DO THIS —
Sort through the entries below and pull out lines containing the word "title".

SUPPLIED DATA —
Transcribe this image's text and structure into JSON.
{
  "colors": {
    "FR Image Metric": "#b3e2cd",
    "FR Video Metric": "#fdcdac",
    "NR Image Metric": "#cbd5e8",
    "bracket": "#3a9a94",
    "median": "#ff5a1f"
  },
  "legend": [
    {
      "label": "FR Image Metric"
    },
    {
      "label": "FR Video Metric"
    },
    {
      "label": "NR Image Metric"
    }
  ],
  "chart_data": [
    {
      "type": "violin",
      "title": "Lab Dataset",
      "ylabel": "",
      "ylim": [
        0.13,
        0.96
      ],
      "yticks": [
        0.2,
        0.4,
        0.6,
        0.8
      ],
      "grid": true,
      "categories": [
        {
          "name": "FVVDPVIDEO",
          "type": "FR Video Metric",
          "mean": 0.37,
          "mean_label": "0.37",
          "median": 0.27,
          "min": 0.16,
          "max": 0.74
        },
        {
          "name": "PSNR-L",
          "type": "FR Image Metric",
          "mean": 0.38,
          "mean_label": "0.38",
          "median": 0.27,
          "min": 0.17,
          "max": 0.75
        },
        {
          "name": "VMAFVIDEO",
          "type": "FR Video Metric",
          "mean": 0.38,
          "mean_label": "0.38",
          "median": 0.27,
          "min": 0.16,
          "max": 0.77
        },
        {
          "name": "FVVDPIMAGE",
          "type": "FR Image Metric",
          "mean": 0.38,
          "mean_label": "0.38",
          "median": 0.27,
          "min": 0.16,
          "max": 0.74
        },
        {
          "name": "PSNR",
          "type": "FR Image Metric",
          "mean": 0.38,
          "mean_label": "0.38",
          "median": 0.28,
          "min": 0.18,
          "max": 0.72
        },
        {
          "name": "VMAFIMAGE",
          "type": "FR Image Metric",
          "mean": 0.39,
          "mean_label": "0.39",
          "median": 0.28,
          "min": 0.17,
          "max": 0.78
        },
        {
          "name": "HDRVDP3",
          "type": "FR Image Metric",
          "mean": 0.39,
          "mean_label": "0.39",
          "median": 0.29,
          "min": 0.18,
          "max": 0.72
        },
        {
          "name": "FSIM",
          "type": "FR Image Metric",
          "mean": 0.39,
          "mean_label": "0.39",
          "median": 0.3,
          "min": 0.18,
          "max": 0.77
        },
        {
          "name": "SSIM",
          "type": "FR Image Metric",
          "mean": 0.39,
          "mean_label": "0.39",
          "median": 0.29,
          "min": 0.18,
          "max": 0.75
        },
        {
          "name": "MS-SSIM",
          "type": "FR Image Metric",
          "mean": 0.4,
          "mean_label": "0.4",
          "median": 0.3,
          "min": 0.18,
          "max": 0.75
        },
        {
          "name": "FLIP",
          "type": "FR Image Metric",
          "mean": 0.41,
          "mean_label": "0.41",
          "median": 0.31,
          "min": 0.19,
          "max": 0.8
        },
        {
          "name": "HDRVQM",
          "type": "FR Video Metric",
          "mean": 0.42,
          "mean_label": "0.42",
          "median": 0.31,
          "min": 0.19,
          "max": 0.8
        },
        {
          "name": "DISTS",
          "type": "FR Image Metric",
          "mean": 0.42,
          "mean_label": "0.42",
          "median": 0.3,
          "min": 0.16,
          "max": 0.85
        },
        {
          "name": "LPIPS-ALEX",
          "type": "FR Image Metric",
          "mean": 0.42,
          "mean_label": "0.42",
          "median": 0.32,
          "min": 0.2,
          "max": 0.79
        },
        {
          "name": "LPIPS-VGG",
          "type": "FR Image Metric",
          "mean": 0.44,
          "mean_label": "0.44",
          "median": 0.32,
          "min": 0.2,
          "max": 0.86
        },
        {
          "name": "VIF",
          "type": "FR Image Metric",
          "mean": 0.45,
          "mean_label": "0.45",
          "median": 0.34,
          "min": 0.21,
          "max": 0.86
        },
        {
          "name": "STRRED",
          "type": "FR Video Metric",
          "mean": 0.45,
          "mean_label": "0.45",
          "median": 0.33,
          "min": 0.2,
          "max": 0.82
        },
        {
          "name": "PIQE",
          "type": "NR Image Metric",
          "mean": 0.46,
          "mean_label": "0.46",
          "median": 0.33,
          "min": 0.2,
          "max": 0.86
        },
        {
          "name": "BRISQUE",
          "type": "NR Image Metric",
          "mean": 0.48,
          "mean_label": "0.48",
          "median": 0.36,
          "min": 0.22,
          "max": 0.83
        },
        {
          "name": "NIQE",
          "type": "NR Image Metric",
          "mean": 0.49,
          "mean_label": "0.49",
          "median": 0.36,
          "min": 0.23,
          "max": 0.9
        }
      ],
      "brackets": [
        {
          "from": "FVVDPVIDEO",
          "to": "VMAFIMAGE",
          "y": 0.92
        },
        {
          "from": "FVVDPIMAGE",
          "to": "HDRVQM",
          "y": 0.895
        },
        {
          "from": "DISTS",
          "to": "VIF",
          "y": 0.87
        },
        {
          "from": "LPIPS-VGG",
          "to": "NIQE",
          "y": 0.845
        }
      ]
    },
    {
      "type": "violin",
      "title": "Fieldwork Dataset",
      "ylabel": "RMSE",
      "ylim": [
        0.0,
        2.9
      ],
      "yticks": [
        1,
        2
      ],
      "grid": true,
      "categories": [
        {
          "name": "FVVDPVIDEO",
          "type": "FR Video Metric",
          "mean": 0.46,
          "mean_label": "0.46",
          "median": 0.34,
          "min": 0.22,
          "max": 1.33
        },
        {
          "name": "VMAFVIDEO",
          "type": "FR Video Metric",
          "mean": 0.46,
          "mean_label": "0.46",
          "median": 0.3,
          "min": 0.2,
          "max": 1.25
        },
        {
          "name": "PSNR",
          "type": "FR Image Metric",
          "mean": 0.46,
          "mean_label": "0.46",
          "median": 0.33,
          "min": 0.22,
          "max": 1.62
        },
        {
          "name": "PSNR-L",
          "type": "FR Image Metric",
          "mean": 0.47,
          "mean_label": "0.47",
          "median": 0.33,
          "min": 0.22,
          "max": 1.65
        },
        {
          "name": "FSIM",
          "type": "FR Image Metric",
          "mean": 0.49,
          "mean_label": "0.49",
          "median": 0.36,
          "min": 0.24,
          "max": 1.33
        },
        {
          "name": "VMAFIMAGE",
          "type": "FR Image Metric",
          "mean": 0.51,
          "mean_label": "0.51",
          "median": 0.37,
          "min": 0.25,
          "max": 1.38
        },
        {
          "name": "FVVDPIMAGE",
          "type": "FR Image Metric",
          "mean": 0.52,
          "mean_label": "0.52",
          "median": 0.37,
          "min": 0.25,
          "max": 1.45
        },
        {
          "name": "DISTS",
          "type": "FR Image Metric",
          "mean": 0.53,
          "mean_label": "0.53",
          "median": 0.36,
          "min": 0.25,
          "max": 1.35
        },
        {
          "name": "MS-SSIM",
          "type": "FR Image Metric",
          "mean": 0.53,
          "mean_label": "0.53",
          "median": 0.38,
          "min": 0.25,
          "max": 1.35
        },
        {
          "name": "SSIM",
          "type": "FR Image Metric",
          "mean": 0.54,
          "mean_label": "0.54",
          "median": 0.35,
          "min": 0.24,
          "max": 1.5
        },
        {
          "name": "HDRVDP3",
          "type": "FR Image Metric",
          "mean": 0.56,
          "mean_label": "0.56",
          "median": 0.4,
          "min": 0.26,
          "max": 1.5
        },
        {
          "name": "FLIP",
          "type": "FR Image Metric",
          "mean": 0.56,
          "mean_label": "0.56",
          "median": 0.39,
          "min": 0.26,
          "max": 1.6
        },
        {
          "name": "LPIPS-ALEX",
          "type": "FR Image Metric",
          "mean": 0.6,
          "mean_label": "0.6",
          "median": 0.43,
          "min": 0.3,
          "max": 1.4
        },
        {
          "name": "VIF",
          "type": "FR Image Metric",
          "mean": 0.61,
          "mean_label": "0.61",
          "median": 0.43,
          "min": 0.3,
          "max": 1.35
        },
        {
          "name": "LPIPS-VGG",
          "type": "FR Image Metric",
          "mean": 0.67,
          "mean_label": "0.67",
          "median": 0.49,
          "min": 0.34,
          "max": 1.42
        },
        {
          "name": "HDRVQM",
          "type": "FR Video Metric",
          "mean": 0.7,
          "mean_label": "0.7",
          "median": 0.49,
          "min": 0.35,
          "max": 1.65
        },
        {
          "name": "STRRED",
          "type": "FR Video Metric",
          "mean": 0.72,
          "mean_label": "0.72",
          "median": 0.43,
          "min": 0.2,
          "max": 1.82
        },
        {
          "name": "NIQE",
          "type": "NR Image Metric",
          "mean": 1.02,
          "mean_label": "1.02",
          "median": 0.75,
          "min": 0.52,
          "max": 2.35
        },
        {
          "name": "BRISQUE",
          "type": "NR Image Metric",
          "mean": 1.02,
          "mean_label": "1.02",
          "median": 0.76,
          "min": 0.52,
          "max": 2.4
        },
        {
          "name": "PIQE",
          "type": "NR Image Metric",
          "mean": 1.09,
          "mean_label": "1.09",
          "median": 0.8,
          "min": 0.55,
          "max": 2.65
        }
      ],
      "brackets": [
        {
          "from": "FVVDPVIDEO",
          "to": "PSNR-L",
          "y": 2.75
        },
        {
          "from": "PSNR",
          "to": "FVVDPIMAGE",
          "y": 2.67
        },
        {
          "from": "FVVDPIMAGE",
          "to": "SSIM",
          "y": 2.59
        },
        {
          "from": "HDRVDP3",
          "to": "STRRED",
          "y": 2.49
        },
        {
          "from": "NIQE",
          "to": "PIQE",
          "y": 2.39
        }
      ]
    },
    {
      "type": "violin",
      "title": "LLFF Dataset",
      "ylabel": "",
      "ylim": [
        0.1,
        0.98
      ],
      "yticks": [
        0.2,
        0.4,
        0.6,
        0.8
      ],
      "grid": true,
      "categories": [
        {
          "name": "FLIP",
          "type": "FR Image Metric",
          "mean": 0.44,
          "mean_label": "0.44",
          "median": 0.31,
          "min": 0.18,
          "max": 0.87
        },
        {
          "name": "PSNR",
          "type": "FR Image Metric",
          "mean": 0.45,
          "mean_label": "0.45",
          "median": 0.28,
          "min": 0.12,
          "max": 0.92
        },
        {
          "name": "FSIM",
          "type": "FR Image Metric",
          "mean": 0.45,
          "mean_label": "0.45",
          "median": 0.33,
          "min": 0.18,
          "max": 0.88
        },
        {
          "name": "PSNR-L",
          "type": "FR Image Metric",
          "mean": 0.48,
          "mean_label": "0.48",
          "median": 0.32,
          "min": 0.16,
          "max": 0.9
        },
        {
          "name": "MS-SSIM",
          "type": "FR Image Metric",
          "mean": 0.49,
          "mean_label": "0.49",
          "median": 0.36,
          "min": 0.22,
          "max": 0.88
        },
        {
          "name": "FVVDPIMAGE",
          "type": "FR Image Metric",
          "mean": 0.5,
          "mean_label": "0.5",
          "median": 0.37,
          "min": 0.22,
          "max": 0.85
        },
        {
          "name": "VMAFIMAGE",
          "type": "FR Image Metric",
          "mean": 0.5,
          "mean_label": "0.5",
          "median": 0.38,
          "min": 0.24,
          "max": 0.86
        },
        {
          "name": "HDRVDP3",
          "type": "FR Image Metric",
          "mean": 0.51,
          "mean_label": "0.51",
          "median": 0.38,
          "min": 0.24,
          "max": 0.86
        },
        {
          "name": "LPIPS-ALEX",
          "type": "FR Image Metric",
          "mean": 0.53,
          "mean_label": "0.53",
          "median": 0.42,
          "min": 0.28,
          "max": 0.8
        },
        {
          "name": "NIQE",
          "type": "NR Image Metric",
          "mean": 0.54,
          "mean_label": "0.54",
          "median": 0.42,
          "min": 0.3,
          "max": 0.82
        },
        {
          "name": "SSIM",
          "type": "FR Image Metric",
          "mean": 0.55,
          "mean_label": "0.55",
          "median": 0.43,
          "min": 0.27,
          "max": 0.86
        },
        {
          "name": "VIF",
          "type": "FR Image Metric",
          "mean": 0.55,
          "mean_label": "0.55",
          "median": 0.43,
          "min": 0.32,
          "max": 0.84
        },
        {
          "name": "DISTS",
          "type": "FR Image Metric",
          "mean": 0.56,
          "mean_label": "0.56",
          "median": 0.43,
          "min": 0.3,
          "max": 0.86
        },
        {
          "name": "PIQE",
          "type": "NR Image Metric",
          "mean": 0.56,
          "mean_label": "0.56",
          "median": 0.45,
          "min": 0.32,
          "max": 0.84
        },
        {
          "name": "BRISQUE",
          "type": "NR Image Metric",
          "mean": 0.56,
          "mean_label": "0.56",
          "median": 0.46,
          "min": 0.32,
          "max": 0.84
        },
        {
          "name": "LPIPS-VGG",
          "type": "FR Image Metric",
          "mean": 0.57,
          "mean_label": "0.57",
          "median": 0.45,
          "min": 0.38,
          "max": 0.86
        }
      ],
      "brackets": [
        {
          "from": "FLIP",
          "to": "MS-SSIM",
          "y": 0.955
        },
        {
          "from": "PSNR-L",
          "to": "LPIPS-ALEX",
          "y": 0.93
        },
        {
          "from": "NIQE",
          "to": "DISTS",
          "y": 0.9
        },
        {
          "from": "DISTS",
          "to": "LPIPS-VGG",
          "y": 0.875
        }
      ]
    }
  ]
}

SOLUTION FOR THIS TASK —
      "title": "Lab Dataset",
      "title": "Fieldwork Dataset",
      "title": "LLFF Dataset",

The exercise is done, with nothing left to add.